__REQUIREMENT__: Write out the rows below without any changes, from the line containing "x-tick-label: Dec 01 (1000, 462, 1038, 476)" up to and including the line containing "x-tick-label: Jun 01 (492, 462, 528, 476)".

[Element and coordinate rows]
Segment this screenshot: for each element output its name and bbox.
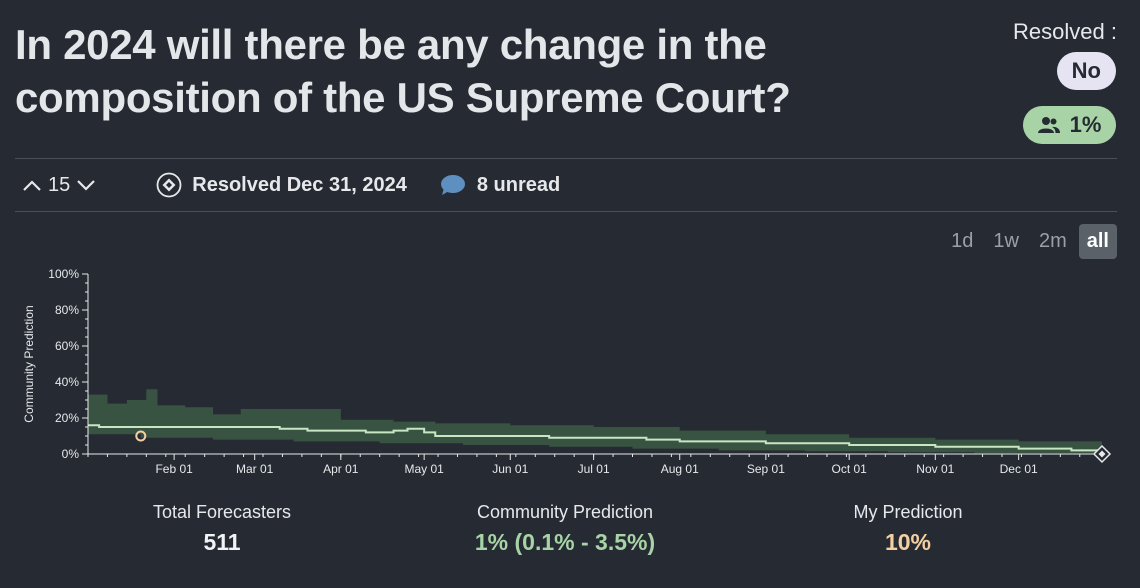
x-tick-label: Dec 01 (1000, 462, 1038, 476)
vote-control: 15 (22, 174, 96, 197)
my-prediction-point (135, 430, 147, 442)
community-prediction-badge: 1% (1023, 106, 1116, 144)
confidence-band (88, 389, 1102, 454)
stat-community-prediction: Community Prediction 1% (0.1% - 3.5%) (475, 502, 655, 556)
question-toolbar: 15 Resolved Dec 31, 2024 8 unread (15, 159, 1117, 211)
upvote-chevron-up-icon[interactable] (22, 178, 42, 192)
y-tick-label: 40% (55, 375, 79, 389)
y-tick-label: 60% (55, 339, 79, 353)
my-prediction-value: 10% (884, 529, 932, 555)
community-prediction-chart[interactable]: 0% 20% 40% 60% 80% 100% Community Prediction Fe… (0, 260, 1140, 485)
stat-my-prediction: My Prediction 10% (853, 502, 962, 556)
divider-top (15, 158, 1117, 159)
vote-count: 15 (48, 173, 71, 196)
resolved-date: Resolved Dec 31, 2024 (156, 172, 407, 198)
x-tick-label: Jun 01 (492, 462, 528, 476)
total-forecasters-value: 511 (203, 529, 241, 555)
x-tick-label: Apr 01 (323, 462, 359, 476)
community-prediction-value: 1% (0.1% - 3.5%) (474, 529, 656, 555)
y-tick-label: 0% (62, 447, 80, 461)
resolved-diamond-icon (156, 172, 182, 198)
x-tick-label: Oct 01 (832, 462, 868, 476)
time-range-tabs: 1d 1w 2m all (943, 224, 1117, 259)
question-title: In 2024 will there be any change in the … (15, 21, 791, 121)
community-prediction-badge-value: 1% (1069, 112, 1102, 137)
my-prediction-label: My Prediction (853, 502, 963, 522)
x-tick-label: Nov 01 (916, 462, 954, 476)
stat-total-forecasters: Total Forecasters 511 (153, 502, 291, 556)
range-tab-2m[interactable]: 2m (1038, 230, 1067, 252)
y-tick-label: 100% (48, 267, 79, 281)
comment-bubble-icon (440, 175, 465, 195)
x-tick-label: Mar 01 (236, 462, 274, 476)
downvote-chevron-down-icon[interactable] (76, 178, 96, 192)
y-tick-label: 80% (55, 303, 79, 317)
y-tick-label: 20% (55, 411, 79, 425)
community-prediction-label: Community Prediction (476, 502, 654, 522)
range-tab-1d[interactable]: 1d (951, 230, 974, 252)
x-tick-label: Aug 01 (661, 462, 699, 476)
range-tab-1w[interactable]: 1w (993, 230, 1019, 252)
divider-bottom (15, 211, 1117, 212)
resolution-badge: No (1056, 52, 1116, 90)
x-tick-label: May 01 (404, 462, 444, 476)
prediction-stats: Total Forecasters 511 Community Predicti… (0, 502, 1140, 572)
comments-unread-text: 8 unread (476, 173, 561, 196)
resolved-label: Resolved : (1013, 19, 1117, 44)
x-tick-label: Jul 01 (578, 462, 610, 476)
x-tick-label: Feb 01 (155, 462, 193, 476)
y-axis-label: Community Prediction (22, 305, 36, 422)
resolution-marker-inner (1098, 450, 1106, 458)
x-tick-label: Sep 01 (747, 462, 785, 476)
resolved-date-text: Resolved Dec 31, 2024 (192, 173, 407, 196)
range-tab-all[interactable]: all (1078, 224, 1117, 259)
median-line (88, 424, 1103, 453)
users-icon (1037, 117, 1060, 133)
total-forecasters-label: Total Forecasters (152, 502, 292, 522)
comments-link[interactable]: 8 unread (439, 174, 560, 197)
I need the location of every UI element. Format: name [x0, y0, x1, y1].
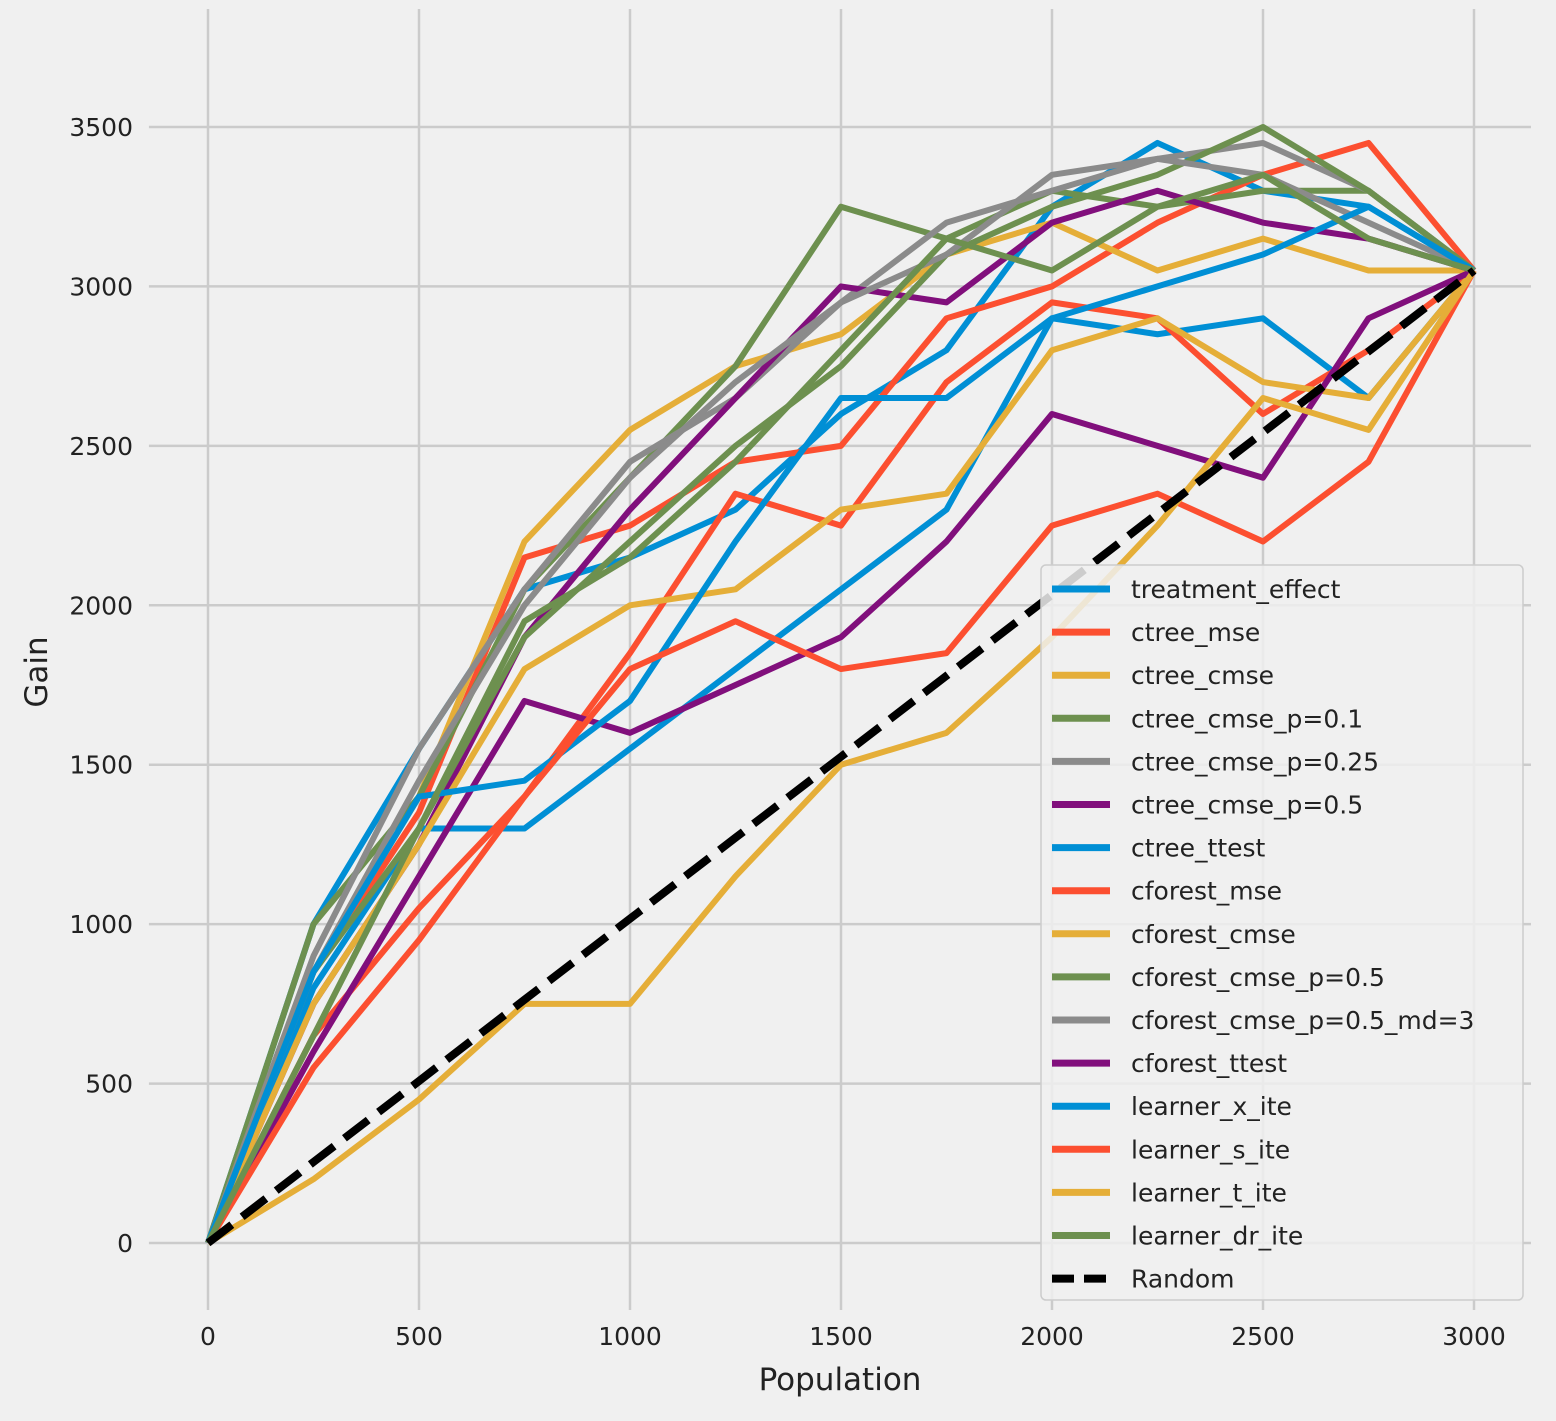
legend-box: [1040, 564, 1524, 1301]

__TASK RESPONSE__:
x-tick-label: Dec 01 (1000, 462, 1038, 476)
vote-control: 15 (22, 174, 96, 197)
my-prediction-point (135, 430, 147, 442)
community-prediction-badge: 1% (1023, 106, 1116, 144)
confidence-band (88, 389, 1102, 454)
stat-community-prediction: Community Prediction 1% (0.1% - 3.5%) (475, 502, 655, 556)
question-toolbar: 15 Resolved Dec 31, 2024 8 unread (15, 159, 1117, 211)
upvote-chevron-up-icon[interactable] (22, 178, 42, 192)
y-tick-label: 40% (55, 375, 79, 389)
y-tick-label: 60% (55, 339, 79, 353)
my-prediction-value: 10% (884, 529, 932, 555)
community-prediction-chart[interactable]: 0% 20% 40% 60% 80% 100% Community Prediction Fe… (0, 260, 1140, 485)
stat-my-prediction: My Prediction 10% (853, 502, 962, 556)
divider-top (15, 158, 1117, 159)
vote-count: 15 (48, 173, 71, 196)
resolved-date: Resolved Dec 31, 2024 (156, 172, 407, 198)
x-tick-label: Jun 01 (492, 462, 528, 476)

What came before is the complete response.